• **Data records**
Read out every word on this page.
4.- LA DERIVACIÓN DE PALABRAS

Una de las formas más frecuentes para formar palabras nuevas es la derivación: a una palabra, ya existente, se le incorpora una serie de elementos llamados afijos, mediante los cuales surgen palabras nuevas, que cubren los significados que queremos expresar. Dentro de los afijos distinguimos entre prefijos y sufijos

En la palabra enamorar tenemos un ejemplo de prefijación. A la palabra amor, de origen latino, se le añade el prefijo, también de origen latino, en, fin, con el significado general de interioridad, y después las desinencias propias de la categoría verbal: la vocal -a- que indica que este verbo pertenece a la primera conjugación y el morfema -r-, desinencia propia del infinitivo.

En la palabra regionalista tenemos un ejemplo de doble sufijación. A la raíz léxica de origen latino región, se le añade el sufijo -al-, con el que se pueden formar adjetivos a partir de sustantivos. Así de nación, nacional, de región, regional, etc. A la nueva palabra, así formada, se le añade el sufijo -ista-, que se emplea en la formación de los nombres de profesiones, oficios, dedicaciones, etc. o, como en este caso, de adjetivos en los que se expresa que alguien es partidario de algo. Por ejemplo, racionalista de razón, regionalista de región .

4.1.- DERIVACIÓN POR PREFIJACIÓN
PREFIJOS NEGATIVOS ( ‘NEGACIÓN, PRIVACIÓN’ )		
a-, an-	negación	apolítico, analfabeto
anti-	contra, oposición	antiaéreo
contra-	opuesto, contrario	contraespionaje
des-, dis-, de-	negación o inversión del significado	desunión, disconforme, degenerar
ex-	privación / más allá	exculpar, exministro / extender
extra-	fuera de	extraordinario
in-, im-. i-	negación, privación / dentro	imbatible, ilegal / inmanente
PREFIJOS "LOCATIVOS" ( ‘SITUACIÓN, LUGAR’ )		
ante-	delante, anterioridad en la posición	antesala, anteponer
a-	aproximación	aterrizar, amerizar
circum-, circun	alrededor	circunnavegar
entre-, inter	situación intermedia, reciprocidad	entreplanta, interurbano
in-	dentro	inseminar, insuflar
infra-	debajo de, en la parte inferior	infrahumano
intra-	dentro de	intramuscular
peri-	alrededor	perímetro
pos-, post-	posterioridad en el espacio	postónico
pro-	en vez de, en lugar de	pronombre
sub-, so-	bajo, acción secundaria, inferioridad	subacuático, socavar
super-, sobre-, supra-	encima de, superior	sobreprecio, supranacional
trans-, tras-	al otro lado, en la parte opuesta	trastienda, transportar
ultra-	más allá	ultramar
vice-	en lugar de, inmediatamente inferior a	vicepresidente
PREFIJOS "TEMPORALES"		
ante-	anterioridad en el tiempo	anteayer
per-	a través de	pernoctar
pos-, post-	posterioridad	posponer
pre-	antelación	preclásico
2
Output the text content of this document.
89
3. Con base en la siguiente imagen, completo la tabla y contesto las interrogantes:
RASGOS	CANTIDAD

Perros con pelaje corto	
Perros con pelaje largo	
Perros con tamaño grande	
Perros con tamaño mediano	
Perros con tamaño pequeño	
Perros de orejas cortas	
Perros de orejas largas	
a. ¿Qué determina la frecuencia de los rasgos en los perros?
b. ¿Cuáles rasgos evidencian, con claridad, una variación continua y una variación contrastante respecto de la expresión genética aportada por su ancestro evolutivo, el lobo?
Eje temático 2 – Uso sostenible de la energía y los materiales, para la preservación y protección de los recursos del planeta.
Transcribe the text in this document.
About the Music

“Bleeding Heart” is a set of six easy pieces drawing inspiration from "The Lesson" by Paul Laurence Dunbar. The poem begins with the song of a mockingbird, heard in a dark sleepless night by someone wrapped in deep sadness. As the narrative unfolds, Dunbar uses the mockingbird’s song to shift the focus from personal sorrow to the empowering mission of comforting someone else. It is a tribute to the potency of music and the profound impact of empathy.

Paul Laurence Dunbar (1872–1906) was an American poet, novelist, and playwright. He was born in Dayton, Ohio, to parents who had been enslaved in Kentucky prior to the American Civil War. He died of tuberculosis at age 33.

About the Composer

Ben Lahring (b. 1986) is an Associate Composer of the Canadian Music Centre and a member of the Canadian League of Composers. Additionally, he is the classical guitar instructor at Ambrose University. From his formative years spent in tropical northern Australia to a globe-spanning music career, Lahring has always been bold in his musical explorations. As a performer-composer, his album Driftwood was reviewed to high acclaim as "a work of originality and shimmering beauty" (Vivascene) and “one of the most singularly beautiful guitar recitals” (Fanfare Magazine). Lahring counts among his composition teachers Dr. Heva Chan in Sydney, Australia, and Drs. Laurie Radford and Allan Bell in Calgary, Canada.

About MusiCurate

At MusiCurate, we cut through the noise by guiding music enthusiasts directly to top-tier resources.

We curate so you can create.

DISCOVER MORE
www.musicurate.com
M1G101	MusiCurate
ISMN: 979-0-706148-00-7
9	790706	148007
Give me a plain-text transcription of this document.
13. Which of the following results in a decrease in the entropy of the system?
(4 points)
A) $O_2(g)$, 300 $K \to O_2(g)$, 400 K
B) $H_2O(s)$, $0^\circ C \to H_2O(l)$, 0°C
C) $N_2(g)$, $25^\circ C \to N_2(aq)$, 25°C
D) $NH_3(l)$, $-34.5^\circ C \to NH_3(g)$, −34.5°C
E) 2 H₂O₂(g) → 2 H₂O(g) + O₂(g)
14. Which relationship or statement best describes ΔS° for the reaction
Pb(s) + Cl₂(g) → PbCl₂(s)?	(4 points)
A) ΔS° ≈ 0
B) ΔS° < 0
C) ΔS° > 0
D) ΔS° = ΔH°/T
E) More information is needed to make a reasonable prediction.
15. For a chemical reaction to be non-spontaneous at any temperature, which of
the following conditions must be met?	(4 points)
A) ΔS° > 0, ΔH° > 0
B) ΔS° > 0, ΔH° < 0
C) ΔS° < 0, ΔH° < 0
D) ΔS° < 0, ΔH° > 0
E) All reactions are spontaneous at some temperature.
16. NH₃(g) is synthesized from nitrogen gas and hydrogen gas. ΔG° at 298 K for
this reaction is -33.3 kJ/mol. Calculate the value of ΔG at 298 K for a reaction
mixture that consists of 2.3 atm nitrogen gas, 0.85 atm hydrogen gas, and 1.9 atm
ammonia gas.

• **Stated goal**
Check each line above for the word "anterioridad", and copy the lines where it appears.

• **Response to this exercise**
ante-	delante, anterioridad en la posición	antesala, anteponer
ante-	anterioridad en el tiempo	anteayer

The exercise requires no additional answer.